[Aim]
For the entries that follow, tally the lines holding the string "text". Give the total and nothing else.

[Data entries]
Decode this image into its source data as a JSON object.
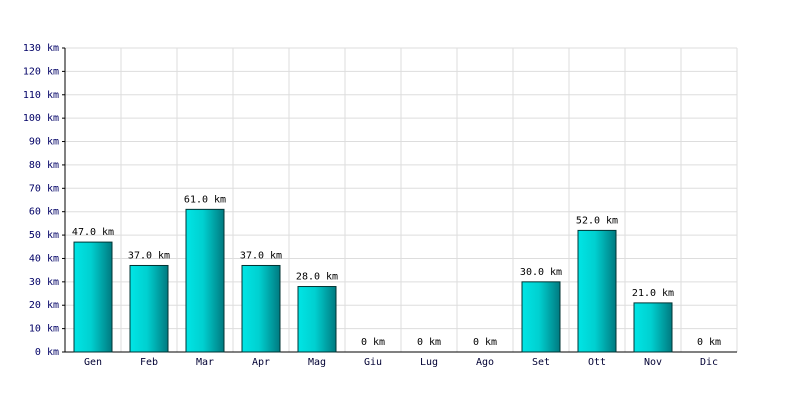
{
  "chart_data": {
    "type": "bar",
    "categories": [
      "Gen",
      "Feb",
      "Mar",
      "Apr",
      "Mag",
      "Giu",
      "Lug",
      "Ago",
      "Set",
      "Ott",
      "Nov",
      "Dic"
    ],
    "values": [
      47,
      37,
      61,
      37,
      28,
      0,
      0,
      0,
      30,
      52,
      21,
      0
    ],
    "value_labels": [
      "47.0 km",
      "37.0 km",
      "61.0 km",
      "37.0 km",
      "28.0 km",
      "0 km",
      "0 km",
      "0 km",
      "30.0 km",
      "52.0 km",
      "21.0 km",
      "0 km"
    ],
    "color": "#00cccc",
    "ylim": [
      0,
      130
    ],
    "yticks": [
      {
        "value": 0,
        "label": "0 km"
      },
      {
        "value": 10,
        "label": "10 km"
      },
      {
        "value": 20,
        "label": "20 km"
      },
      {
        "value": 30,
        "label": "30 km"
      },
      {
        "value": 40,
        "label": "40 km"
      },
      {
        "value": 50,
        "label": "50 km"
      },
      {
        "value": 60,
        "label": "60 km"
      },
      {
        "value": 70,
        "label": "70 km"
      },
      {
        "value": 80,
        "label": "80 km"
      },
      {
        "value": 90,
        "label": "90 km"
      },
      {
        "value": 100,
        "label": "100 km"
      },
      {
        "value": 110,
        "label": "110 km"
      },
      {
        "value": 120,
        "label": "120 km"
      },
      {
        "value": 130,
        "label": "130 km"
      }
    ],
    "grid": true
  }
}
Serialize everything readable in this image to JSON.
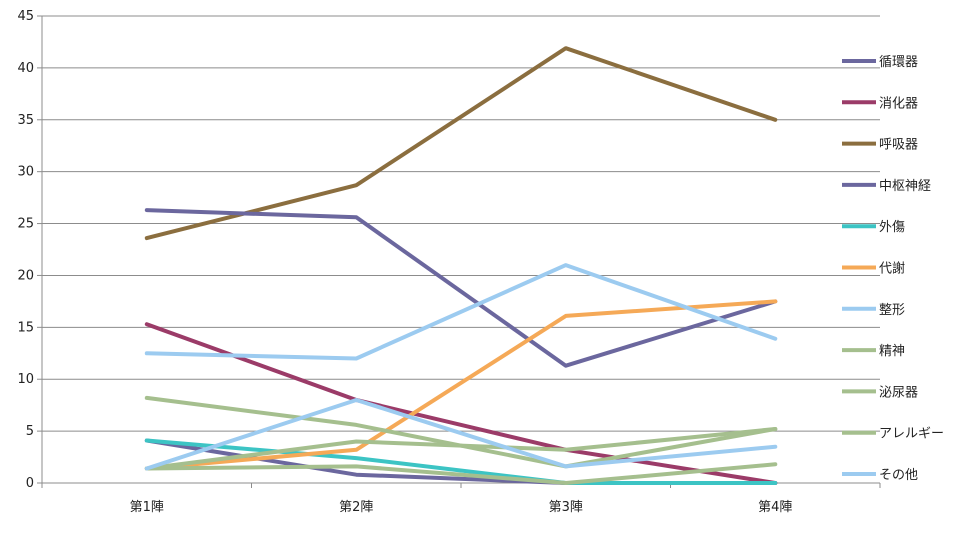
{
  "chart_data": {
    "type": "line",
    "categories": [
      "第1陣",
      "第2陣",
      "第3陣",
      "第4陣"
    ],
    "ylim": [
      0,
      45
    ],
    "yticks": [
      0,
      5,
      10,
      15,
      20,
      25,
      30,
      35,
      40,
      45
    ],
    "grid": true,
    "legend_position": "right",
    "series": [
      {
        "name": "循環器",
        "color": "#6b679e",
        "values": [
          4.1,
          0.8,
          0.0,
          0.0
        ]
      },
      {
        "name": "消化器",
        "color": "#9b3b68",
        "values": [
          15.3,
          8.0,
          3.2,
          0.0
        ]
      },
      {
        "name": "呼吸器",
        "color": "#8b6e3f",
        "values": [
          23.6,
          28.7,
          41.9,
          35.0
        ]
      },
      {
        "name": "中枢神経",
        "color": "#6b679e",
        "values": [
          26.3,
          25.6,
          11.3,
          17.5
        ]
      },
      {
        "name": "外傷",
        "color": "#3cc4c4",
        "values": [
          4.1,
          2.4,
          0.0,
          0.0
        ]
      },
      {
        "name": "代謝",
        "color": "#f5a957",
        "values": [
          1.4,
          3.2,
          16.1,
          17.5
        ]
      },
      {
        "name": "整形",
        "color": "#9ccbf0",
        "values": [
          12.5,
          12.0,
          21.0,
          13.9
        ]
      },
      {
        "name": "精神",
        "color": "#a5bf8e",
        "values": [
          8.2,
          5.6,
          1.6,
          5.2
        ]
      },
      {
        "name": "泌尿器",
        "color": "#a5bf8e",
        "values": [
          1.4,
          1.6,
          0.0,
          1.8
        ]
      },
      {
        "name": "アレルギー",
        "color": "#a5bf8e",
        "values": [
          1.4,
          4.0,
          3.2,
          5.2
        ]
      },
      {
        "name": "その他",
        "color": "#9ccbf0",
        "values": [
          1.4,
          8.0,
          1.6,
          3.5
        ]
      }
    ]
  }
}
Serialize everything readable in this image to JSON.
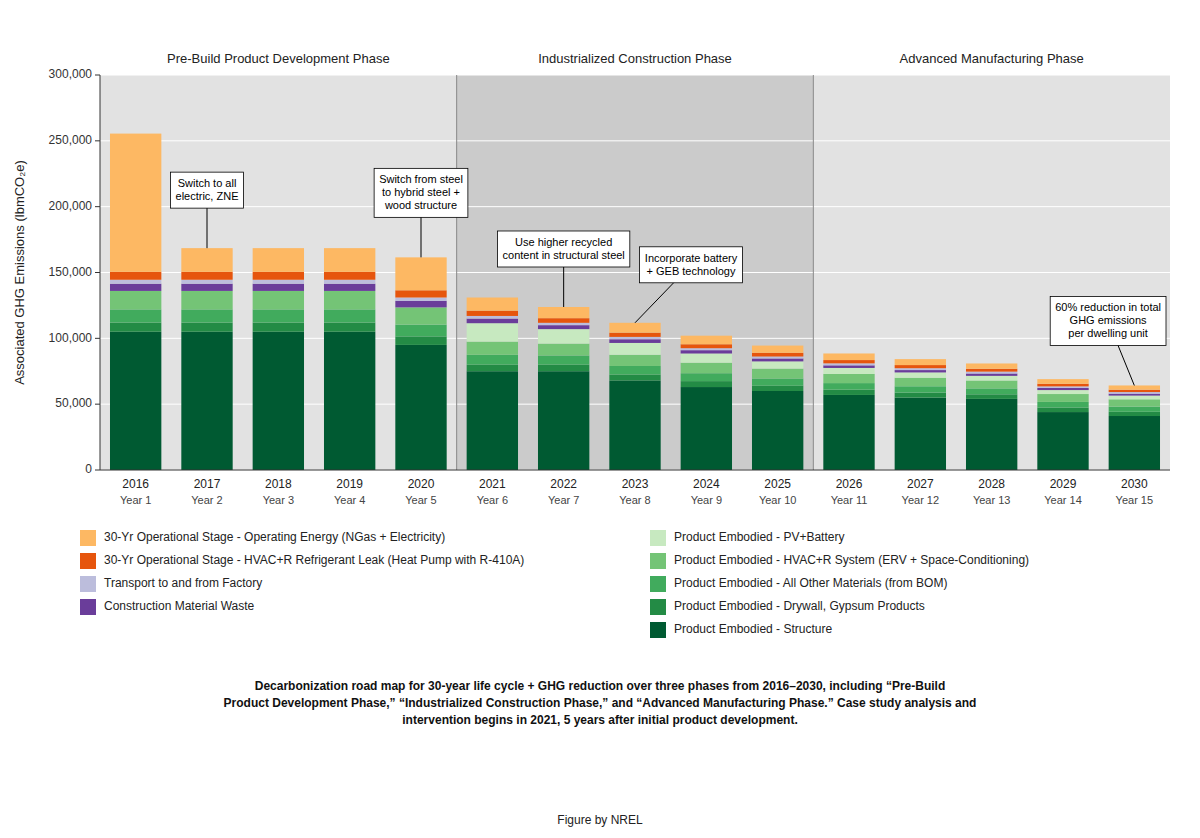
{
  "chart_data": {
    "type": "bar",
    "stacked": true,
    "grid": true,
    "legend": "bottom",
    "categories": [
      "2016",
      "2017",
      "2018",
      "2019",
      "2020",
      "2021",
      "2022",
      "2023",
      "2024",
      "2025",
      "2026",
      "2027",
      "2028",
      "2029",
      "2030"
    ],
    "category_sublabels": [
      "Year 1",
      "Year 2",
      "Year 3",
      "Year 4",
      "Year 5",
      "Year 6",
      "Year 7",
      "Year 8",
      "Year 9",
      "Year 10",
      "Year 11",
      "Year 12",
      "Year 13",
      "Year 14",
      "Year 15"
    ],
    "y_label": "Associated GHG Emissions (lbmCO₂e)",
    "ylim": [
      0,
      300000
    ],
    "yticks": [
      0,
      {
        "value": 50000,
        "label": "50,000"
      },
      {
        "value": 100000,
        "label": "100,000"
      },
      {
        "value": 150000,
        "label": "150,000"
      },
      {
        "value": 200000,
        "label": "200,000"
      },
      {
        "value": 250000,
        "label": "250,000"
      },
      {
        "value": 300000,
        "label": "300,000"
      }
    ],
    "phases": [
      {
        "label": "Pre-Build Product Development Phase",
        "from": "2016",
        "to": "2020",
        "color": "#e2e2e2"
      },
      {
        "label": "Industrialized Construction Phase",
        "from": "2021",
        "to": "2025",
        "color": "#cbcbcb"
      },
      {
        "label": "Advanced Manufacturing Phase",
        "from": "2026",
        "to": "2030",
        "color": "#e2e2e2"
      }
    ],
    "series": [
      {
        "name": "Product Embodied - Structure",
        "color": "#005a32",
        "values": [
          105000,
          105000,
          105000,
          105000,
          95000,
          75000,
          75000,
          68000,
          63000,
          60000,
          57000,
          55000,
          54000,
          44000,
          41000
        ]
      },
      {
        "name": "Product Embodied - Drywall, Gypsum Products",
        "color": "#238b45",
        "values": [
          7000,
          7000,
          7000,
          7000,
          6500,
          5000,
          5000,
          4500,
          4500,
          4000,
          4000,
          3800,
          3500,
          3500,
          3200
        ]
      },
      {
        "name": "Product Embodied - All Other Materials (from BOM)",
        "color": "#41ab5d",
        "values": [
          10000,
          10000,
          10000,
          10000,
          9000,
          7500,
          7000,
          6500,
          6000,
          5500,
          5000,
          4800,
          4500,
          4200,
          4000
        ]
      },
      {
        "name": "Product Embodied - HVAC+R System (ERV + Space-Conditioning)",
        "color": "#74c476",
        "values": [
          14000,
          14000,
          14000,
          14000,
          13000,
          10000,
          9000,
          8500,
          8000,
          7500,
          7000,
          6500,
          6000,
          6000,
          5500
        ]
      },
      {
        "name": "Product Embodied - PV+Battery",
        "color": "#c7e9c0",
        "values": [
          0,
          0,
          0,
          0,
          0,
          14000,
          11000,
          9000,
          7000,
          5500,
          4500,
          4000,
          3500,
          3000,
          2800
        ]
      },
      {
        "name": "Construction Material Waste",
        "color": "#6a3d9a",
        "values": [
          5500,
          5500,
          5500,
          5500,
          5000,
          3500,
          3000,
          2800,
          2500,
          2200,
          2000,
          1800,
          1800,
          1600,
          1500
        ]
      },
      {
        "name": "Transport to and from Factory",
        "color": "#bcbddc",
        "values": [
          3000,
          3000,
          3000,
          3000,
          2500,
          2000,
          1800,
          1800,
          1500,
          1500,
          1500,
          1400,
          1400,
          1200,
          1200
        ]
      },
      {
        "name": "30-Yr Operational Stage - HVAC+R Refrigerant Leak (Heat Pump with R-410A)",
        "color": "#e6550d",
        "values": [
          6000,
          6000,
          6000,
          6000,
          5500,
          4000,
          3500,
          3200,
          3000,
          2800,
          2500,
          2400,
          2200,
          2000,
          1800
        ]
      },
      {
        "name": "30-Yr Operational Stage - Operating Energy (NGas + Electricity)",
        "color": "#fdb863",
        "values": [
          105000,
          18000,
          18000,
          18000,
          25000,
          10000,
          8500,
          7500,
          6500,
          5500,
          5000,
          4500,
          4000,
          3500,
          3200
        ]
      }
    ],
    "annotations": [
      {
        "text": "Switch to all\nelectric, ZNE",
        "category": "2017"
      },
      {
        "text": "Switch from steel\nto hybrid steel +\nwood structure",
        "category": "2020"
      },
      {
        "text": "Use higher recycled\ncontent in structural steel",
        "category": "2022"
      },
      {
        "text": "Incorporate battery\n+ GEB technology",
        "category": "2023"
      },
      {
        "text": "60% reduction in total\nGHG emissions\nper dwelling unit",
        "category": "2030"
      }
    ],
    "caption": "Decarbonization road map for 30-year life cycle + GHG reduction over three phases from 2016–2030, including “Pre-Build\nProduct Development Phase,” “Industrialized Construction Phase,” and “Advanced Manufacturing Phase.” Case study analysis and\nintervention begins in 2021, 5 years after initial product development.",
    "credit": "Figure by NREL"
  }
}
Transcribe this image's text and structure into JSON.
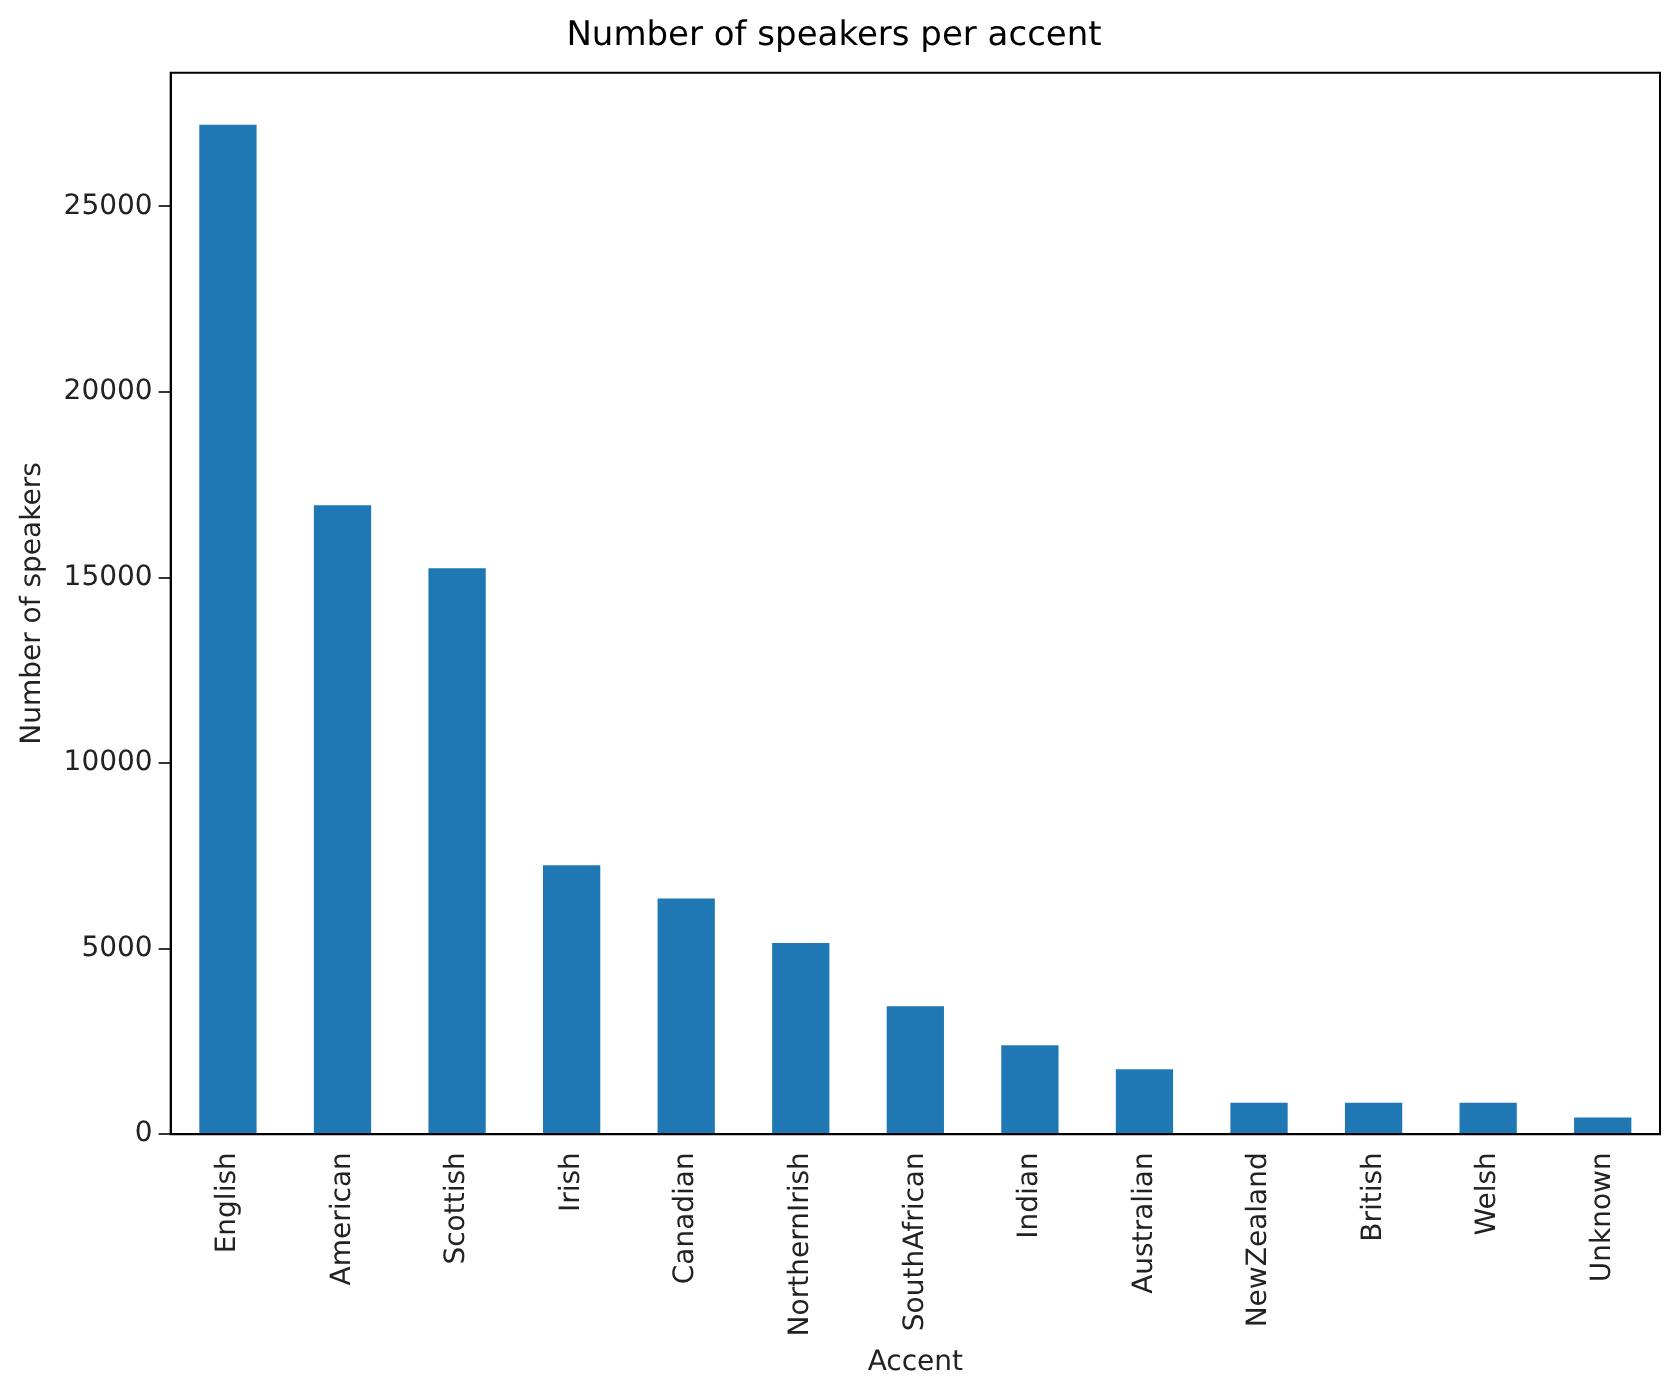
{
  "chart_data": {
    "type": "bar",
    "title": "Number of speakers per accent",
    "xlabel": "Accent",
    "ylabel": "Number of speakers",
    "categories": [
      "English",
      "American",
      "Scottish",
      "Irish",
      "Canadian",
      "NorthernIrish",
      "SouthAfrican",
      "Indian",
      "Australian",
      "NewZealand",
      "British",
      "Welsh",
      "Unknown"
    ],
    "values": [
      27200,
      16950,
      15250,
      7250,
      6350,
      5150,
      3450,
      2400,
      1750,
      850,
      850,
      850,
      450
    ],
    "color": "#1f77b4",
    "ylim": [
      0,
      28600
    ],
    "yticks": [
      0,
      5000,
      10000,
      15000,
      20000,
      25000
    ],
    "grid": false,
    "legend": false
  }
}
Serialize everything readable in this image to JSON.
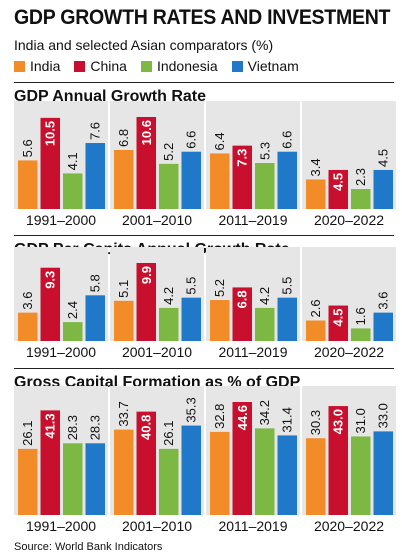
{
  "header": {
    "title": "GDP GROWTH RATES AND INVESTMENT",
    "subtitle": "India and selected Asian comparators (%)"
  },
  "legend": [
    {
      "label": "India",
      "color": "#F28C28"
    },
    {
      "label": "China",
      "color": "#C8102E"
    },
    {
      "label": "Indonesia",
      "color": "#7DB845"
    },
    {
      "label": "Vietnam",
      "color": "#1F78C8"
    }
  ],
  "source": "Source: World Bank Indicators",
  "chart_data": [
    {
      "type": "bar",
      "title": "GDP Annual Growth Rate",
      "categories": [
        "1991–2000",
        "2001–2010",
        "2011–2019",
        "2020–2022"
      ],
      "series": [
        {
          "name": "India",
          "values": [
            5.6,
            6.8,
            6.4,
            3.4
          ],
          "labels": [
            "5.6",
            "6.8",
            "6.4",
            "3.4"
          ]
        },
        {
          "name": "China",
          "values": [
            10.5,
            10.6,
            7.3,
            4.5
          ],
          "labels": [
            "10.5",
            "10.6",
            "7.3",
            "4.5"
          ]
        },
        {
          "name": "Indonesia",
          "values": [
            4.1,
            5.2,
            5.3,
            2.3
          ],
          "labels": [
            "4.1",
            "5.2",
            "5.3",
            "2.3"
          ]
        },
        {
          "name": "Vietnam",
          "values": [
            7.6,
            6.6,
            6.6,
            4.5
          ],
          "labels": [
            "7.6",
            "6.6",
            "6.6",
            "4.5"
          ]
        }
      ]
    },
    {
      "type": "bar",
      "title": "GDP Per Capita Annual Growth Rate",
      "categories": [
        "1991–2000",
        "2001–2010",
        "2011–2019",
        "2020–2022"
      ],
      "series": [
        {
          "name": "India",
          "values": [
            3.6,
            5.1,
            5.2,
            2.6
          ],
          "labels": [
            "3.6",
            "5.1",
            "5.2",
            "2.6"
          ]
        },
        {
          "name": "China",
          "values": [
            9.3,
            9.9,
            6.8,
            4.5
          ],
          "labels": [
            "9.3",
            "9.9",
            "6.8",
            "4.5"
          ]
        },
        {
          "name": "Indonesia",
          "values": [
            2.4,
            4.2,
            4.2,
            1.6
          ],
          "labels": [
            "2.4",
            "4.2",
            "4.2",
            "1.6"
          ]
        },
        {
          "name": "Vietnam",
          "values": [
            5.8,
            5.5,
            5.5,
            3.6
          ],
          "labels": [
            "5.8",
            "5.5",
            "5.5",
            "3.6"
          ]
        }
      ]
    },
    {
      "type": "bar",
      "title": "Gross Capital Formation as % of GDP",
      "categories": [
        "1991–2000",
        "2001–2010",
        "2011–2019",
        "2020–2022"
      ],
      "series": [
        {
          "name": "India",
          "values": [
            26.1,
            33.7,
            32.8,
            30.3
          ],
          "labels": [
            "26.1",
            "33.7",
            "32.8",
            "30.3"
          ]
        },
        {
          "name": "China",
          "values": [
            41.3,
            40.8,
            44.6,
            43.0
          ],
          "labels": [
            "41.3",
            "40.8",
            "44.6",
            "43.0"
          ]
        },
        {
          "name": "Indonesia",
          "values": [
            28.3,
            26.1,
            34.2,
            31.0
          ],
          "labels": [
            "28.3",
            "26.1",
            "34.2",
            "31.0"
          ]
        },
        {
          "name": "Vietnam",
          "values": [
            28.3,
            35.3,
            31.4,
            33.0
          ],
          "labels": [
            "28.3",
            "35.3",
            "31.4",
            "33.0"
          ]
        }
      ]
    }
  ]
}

[Output of the task]
6